Figure contents as structured data:
* start *
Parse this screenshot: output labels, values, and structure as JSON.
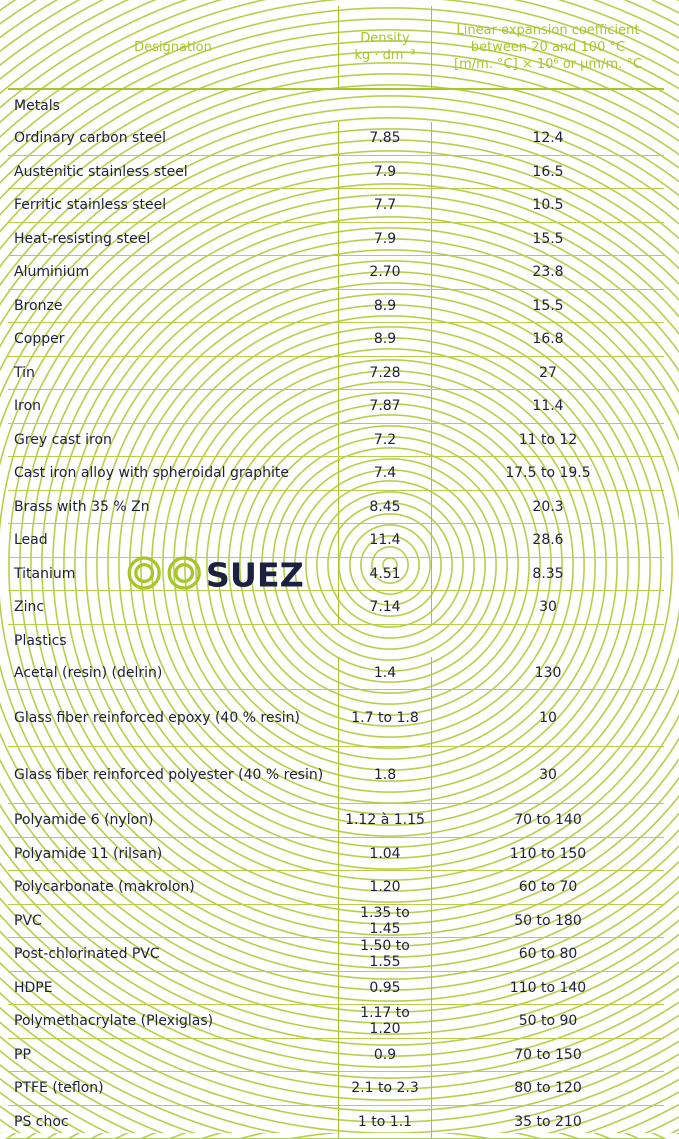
{
  "headers": {
    "designation": "Designation",
    "density": "Density",
    "density_unit": "kg · dm⁻³",
    "expansion": "Linear expansion coefficient",
    "expansion_range": "between 20 and 100 °C",
    "expansion_unit": "[m/m. °C] × 10⁶ or µm/m. °C"
  },
  "logo_text": "SUEZ",
  "colors": {
    "accent": "#a7c62c",
    "text": "#1d2140"
  },
  "sections": [
    {
      "title": "Metals",
      "rows": [
        [
          "Ordinary carbon steel",
          "7.85",
          "12.4"
        ],
        [
          "Austenitic stainless steel",
          "7.9",
          "16.5"
        ],
        [
          "Ferritic stainless steel",
          "7.7",
          "10.5"
        ],
        [
          "Heat-resisting steel",
          "7.9",
          "15.5"
        ],
        [
          "Aluminium",
          "2.70",
          "23.8"
        ],
        [
          "Bronze",
          "8.9",
          "15.5"
        ],
        [
          "Copper",
          "8.9",
          "16.8"
        ],
        [
          "Tin",
          "7.28",
          "27"
        ],
        [
          "Iron",
          "7.87",
          "11.4"
        ],
        [
          "Grey cast iron",
          "7.2",
          "11 to 12"
        ],
        [
          "Cast iron alloy with spheroidal graphite",
          "7.4",
          "17.5 to 19.5"
        ],
        [
          "Brass with 35 % Zn",
          "8.45",
          "20.3"
        ],
        [
          "Lead",
          "11.4",
          "28.6"
        ],
        [
          "Titanium",
          "4.51",
          "8.35"
        ],
        [
          "Zinc",
          "7.14",
          "30"
        ]
      ]
    },
    {
      "title": "Plastics",
      "rows": [
        [
          "Acetal (resin) (delrin)",
          "1.4",
          "130"
        ],
        [
          "Glass fiber reinforced epoxy (40 % resin)",
          "1.7 to 1.8",
          "10"
        ],
        [
          "Glass fiber reinforced polyester (40 % resin)",
          "1.8",
          "30"
        ],
        [
          "Polyamide 6 (nylon)",
          "1.12 à 1.15",
          "70 to 140"
        ],
        [
          "Polyamide 11 (rilsan)",
          "1.04",
          "110 to 150"
        ],
        [
          "Polycarbonate (makrolon)",
          "1.20",
          "60 to 70"
        ],
        [
          "PVC",
          "1.35 to 1.45",
          "50 to 180"
        ],
        [
          "Post-chlorinated PVC",
          "1.50 to 1.55",
          "60 to 80"
        ],
        [
          "HDPE",
          "0.95",
          "110 to 140"
        ],
        [
          "Polymethacrylate (Plexiglas)",
          "1.17 to 1.20",
          "50 to 90"
        ],
        [
          "PP",
          "0.9",
          "70 to 150"
        ],
        [
          "PTFE (teflon)",
          "2.1 to 2.3",
          "80 to 120"
        ],
        [
          "PS choc",
          "1 to 1.1",
          "35 to 210"
        ]
      ]
    }
  ]
}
* end *
* Problem requirements:
Gather each line in the entries above where the string "Glass" is found.

* Exercise output:
          "Glass fiber reinforced epoxy (40 % resin)",
          "Glass fiber reinforced polyester (40 % resin)",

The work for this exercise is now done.